§ **Testo del documento**:
Il Challenger di Bergamo riconquista il suo posto in calendario: appuntamento dal 31 ottobre al 7 novembre. Per ragioni di sicurezza, tutto il torneo si giocherà all’interno del territorio comunale bergamasco. Ingresso gratuito e una collocazione ideale: il trofeo FAIP-Perrel sarà il prologo di un mese indimenticabile.

616 giorni dopo, il grande tennis torna a Bergamo. Sistemati gli ultimi passaggi burocratici, il Trofeo Faip-Perrel si è ripreso il suo posto nel calendario ATP. Si ripartirà da una finale non giocata, all’alba dell’emergenza COVID, quando Bergamo e la sua provincia sono state tra le zone più colpite dall’incubo. Era il 23 febbraio 2020 quando Illya Marchenko ed Enzo Couacaud dovettero rinunciare a giocarsi il titolo e godersi il sold-out del Pala Agnelli. La pandemia è stata atroce e Bergamo una delle città-simbolo dell’emergenza, con le drammatiche immagini delle salme portate via dalle camionette dell’esercito. Per questo, la rinascita del torneo vale ancora di più. L’energia degli organizzatori ha fatto sì che non si saltasse neanche un anno: sforzo doveroso, per un torneo nato nel 2006 e che vivrà la sua sedicesima edizione dal 31 ottobre al 7 novembre. Una collocazione tutta nuova che apre scenari inediti: essendo uno degli ultimi tornei dell’anno, Bergamo offrirà punti importanti per la nuova stagione, soprattutto per quei giocatori che oscillano intorno alla centesima posizione ATP e puntano a ottenere un posto nel main draw dell’Australian Open. Inoltre, sancirà l’inizio di un mese senza precedenti nella storia del tennis italiano: dopo Bergamo, infatti, ci saranno le Next Gen ATP Finals a Milano, le NITTO ATP Finals a Torino e alcuni gironi delle Davis Cup Finals, sempre a Torino. Il trofeo FAIP-Perrel (confermatissimo il supporto dei due title sponsor, al fianco del torneo sin dal 2012) sarà una sorta di prova generale per le Next Gen Finals milanesi, che si giocheranno in condizioni tecniche simili. Qualche baby fenomeno, dunque, potrebbe scegliere Bergamo per presentarsi al meglio all’Allianz Cloud milanese. Tra l’altro, il title sponsor del Masters Under 21 (Intesa San Paolo) è anche al fianco del Challenger bergamasco.

§ **Estratti dei dati**:
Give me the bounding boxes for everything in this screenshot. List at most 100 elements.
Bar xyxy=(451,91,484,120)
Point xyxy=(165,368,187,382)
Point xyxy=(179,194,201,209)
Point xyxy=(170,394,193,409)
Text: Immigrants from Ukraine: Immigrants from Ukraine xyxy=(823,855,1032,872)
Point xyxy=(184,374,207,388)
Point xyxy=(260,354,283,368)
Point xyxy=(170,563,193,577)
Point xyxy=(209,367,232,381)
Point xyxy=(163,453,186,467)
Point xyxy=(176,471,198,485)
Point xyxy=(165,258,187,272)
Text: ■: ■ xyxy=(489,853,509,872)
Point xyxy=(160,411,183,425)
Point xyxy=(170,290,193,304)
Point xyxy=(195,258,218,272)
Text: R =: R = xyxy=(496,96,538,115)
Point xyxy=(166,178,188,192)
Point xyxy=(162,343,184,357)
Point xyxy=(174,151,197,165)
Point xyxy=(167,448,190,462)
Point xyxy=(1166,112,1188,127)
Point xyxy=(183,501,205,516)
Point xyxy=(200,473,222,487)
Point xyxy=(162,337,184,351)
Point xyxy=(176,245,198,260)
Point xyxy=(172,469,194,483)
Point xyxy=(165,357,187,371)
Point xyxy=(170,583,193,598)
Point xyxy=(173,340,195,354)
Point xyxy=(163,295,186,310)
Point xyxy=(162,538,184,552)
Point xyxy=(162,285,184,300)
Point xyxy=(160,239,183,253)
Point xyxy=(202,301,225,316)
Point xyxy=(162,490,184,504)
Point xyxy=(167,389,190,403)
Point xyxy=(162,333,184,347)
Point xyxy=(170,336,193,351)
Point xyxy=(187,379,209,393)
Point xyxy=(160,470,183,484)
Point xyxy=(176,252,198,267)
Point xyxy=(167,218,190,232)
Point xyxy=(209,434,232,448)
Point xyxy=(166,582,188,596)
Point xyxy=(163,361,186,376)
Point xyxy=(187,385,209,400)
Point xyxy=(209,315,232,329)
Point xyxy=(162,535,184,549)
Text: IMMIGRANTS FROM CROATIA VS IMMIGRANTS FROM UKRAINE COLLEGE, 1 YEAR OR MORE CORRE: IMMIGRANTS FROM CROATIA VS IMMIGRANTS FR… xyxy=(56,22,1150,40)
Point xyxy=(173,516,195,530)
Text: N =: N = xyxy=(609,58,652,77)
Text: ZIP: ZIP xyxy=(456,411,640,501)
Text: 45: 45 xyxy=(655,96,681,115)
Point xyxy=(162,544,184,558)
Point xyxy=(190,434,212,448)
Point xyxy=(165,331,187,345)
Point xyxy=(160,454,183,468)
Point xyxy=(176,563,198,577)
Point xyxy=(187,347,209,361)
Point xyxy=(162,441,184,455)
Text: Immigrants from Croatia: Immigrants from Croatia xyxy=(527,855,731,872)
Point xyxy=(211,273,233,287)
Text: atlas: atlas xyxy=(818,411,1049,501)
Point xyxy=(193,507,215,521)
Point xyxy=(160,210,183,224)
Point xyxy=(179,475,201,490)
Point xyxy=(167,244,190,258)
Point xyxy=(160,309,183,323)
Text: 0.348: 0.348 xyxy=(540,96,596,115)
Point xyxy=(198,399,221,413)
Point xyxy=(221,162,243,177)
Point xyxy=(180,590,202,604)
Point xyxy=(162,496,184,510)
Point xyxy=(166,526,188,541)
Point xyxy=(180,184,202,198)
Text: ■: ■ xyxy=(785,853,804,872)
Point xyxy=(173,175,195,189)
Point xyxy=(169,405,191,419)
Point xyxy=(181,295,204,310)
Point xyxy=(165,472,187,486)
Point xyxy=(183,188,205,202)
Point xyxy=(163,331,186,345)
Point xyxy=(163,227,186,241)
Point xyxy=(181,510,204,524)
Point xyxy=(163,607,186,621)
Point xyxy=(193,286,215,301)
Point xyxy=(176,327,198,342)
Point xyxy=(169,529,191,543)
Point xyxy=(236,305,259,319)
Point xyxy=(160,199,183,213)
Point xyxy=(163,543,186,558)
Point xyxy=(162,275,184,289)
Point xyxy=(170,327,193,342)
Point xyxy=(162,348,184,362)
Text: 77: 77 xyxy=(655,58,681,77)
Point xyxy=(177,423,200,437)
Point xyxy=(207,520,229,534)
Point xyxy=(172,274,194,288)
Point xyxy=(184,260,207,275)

§ **Serie di esercizi**:
a - Indica se ciascuna affermazione concorda con l'articolo sul Challenger di Bergamo, citando le parole decisive: (i) il torneo è nato nel 2006; (ii) la finale del 2020 fu vinta da Illya Marchenko; (iii) per assistere al torneo si paga il biglietto.
b - Secondo l'articolo sul Challenger di Bergamo, chi è il title sponsor del Masters Under 21?
c - Per favore, prosegui l'articolo sul Challenger di Bergamo a partire dalla sua ultima frase.

§ **Soluzioni degli esercizi**:
a -
(i) Sì: «per un torneo nato nel 2006».
(ii) No: «Illya Marchenko ed Enzo Couacaud dovettero rinunciare a giocarsi il titolo».
(iii) No: «Ingresso gratuito».

b - Intesa San Paolo.

c -
TUTTO A BERGAMO. GRATIS

Sul piano logistico, su precisa richiesta dell’ATP, si giocherà esclusivamente all’interno del territorio del comune di Bergamo (con un arrivederci alla bella struttura di Alzano Lombardo che ha ospitato il torneo nelle ultime edizioni). Oltre all’iconico Pala Agnelli, il secondo campo sarà allestito presso l’accogliente Palestra Italcementi“E per questo ringraziamo il Comune di Bergamo e l’Assessore Loredana Poli, oltre alla Bergamo Infrastrutture e il suo presidente Attilio Baruffi per esserci venuti incontro” ha detto il direttore del torneo Marco Fermi. In attesa che la situazione torni alla piena normalità, le “bolle” approntate per questa edizione permetteranno di concentrare in pochissimi minuti di auto tutti i centri nevralgici del torneo (hotel e impianti di gioco), garantendo la sicurezza necessaria a giocatori e addetti ai lavori. Come di consueto, il parco giocatori uscirà tre settimane prima dell’evento e l’obiettivo è mantenere gli standard che negli ultimi anni hanno reso Bergamo un trampolino di lancio per le nuove stelle del tennis italiano. Impossibile dimenticare i successi di Matteo Berrettini nel 2018 e Jannik Sinner nel 2019. In questo momento, i due sono in piena lotta per un posto al Masters di Torino e sono stabilmente nell’elite del tennis mondiale. L’obiettivo di questa 16esima edizione è offrire alla gente di Bergamo l’ennesimo grande torneo – e magari qualche fenomeno del futuro –, ma soprattutto restituire serenità a un popolo duramente colpito dalla pandemia.

Anche per questo, l’ingresso agli impianti sarà totalmente gratuito anche nel 2021, ovviamente nel rispetto delle percentuali di capienza che saranno stabilite dalle normative nazionali. La speranza, ovviamente, è che ci si avvicini il più possibile a quel 100% che Bergamo ha dimostrato di poter raggiungere in tante occasioni. La certezza è che il Trofeo FAIP-Perrel è di nuovo in calendario. Con la forza e la tenacia tipiche dei bergamaschi.